Select from the data all lines with the word "right".
-- Start of GIVEN RECORDS --
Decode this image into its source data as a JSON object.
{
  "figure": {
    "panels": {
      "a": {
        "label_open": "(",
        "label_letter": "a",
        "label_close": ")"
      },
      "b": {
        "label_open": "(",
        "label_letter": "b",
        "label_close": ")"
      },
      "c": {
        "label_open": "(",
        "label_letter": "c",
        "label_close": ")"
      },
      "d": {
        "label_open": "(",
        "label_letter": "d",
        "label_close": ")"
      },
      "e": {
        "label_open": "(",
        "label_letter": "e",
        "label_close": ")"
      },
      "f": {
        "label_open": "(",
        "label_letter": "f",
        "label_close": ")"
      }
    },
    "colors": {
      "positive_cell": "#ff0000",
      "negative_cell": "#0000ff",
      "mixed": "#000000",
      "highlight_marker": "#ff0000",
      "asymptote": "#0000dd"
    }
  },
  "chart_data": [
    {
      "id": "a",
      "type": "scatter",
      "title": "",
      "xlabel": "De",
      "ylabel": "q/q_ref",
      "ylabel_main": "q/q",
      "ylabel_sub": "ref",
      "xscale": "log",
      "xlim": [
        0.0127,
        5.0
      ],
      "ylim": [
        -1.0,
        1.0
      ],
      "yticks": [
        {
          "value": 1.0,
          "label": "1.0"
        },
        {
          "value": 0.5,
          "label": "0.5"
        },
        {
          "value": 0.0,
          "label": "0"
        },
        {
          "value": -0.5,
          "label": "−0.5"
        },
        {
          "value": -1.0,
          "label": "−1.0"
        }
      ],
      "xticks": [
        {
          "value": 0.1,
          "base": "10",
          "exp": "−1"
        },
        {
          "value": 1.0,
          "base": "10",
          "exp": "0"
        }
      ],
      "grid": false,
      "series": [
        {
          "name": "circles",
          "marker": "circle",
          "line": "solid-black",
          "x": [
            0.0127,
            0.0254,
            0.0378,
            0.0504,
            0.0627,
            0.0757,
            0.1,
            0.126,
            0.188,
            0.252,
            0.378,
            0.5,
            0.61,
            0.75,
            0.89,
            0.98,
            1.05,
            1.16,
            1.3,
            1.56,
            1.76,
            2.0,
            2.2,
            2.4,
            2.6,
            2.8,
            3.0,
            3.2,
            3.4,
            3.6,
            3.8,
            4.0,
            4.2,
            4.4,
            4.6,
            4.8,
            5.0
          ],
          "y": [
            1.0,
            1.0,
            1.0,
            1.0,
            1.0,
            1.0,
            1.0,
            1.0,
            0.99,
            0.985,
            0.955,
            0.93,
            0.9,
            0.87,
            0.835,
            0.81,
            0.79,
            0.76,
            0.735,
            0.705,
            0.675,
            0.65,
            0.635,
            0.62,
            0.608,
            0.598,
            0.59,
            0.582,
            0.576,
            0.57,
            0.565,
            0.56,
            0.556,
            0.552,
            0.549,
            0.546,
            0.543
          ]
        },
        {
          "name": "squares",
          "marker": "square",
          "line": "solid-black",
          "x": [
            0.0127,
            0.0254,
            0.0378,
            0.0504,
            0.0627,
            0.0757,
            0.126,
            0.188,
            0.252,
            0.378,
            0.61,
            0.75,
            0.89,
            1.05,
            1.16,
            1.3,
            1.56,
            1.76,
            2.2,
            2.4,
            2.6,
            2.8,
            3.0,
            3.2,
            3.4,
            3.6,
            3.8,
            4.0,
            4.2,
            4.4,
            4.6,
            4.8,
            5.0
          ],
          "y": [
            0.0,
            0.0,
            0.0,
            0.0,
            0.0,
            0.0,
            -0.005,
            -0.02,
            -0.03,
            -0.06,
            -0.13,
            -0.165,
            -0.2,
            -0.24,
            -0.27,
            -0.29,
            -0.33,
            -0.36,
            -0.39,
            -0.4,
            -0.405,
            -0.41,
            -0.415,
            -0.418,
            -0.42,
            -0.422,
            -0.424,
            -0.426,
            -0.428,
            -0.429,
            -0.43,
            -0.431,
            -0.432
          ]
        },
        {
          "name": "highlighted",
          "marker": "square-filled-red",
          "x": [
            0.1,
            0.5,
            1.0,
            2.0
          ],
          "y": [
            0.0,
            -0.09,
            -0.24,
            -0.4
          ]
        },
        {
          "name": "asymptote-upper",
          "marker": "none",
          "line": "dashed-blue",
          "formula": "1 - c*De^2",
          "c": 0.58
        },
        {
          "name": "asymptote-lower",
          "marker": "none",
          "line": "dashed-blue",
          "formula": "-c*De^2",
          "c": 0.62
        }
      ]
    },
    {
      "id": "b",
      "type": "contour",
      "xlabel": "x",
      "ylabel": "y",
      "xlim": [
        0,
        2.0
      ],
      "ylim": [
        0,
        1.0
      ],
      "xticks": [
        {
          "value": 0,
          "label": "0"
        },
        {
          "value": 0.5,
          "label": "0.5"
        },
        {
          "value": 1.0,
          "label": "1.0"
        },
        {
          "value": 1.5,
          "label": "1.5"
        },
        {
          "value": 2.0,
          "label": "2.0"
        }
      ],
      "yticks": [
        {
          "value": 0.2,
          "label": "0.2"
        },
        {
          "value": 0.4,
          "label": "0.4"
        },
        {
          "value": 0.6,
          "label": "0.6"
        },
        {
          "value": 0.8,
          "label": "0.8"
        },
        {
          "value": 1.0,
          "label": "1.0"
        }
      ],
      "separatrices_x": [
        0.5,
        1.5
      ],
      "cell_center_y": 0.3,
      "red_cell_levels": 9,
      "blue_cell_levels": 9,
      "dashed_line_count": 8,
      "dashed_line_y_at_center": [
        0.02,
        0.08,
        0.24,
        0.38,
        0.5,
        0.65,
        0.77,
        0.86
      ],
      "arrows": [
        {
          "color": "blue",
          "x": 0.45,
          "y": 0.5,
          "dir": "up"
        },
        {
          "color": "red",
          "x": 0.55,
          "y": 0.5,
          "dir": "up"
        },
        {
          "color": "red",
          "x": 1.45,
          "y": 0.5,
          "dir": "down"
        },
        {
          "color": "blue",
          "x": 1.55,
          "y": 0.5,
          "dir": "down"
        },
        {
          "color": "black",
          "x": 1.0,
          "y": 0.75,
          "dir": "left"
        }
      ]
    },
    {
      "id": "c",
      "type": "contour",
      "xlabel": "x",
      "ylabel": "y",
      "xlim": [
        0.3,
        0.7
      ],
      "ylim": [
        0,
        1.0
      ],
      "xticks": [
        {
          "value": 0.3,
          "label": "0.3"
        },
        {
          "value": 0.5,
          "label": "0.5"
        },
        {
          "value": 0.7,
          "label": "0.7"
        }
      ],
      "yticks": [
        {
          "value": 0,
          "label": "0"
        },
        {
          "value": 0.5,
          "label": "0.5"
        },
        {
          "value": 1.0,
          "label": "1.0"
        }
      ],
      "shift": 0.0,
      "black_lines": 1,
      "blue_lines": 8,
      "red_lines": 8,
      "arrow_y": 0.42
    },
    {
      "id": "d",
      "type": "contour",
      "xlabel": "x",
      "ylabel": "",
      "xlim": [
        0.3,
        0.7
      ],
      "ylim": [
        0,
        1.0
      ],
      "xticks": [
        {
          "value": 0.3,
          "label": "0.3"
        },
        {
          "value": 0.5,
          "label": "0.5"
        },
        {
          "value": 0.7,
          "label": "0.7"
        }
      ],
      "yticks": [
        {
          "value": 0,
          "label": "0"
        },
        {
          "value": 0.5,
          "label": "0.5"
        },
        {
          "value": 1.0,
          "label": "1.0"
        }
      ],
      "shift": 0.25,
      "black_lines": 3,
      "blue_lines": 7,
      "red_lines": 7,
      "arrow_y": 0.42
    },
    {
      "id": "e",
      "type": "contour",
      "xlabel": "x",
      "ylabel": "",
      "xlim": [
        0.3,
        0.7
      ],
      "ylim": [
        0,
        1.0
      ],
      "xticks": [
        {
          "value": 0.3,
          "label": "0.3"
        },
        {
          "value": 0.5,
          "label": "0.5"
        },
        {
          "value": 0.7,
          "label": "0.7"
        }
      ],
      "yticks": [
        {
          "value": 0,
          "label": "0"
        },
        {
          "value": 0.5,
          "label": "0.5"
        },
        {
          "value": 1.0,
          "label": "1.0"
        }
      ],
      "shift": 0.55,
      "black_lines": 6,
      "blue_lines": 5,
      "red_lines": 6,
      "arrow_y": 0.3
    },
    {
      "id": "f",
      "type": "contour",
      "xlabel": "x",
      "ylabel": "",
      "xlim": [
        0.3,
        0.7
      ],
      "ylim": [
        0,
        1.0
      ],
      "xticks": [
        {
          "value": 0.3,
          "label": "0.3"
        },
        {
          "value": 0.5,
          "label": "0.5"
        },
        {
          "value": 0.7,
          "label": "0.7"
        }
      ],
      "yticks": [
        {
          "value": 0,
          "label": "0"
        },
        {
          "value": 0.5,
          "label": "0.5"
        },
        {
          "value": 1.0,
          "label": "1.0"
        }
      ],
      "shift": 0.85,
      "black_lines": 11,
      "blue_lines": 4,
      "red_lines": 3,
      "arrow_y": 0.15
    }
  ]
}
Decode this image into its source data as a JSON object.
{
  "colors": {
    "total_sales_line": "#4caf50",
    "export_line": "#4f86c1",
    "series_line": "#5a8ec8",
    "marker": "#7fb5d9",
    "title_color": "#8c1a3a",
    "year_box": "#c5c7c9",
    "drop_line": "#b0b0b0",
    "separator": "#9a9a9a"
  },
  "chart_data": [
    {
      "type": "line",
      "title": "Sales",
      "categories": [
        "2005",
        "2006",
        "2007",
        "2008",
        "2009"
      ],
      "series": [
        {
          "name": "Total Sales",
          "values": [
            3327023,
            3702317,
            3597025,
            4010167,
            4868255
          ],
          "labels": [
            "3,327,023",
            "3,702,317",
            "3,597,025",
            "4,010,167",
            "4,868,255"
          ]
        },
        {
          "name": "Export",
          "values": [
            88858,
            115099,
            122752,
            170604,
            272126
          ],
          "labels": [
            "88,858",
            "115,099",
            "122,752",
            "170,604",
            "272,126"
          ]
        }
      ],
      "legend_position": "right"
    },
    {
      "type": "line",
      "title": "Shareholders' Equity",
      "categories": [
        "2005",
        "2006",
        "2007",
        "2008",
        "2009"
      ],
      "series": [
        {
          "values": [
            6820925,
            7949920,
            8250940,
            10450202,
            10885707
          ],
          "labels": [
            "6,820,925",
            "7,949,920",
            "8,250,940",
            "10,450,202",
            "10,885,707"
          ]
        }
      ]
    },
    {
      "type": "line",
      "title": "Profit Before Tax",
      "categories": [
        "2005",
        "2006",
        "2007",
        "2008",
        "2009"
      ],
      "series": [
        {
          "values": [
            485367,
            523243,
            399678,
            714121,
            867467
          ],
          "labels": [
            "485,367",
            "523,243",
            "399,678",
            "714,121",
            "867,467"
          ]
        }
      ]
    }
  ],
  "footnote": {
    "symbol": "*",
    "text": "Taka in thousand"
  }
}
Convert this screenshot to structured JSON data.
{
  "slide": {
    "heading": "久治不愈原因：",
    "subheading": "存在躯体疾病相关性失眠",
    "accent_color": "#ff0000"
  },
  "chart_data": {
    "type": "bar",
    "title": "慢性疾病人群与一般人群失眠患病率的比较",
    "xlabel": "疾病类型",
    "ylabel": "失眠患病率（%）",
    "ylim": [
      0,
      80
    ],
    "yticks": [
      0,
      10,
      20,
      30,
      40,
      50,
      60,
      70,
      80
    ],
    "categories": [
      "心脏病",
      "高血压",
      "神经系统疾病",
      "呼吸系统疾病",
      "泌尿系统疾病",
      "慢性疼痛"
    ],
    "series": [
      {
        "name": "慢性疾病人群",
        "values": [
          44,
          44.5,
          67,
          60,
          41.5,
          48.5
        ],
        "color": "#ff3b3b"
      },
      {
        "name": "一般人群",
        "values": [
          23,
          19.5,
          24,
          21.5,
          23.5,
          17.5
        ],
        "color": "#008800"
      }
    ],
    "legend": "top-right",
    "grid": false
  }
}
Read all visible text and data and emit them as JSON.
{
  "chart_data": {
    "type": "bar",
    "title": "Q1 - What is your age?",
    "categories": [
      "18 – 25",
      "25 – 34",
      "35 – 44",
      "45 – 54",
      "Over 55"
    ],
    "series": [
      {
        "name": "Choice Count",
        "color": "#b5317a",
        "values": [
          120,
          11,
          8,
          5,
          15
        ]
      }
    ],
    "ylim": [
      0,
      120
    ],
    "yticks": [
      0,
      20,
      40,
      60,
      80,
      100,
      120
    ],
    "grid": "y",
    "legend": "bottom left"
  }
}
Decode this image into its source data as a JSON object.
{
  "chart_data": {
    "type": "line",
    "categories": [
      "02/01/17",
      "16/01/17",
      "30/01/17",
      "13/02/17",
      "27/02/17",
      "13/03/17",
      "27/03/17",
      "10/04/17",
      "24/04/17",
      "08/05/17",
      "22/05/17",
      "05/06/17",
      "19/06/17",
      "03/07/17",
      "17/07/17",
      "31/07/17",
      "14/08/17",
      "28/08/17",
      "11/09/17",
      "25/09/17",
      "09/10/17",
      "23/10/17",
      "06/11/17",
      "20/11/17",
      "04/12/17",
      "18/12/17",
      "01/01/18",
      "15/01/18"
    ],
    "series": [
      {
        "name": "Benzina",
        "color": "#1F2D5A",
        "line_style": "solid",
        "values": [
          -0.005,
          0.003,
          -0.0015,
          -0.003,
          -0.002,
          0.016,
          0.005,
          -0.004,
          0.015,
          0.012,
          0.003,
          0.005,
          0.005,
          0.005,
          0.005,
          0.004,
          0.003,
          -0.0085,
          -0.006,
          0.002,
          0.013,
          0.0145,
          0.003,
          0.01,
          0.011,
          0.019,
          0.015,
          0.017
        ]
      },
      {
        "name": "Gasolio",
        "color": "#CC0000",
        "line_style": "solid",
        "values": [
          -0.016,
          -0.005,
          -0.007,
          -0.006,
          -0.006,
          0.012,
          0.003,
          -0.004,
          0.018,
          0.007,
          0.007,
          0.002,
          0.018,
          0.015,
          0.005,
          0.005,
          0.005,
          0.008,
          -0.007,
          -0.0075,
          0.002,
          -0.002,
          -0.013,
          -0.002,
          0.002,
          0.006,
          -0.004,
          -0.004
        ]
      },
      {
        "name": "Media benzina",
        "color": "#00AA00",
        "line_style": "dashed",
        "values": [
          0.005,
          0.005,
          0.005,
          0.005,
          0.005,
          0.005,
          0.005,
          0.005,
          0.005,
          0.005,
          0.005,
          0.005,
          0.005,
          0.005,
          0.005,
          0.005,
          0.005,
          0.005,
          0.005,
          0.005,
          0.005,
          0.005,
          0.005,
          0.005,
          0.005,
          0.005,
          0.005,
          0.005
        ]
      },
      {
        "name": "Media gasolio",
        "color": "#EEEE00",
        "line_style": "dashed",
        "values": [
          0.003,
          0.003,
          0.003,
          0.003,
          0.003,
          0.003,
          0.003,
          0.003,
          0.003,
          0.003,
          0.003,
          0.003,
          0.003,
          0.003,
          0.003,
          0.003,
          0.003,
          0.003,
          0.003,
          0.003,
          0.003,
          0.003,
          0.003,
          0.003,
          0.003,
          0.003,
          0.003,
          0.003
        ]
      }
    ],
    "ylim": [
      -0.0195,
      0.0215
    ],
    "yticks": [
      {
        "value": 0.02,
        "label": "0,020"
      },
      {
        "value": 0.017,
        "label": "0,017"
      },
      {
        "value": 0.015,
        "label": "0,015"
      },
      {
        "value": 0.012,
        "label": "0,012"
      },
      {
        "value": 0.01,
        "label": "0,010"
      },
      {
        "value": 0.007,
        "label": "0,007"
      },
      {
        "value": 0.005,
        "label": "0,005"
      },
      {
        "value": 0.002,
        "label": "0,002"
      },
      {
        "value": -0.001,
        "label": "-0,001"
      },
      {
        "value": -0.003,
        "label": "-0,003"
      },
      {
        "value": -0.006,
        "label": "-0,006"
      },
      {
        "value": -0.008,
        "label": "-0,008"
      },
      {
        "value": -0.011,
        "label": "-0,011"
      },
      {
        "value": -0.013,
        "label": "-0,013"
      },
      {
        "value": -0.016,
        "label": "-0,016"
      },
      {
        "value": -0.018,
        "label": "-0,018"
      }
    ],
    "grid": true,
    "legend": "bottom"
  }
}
-- End of GIVEN RECORDS --
▶ **THE SOLUTION**
      "legend_position": "right"
    "legend": "top-right",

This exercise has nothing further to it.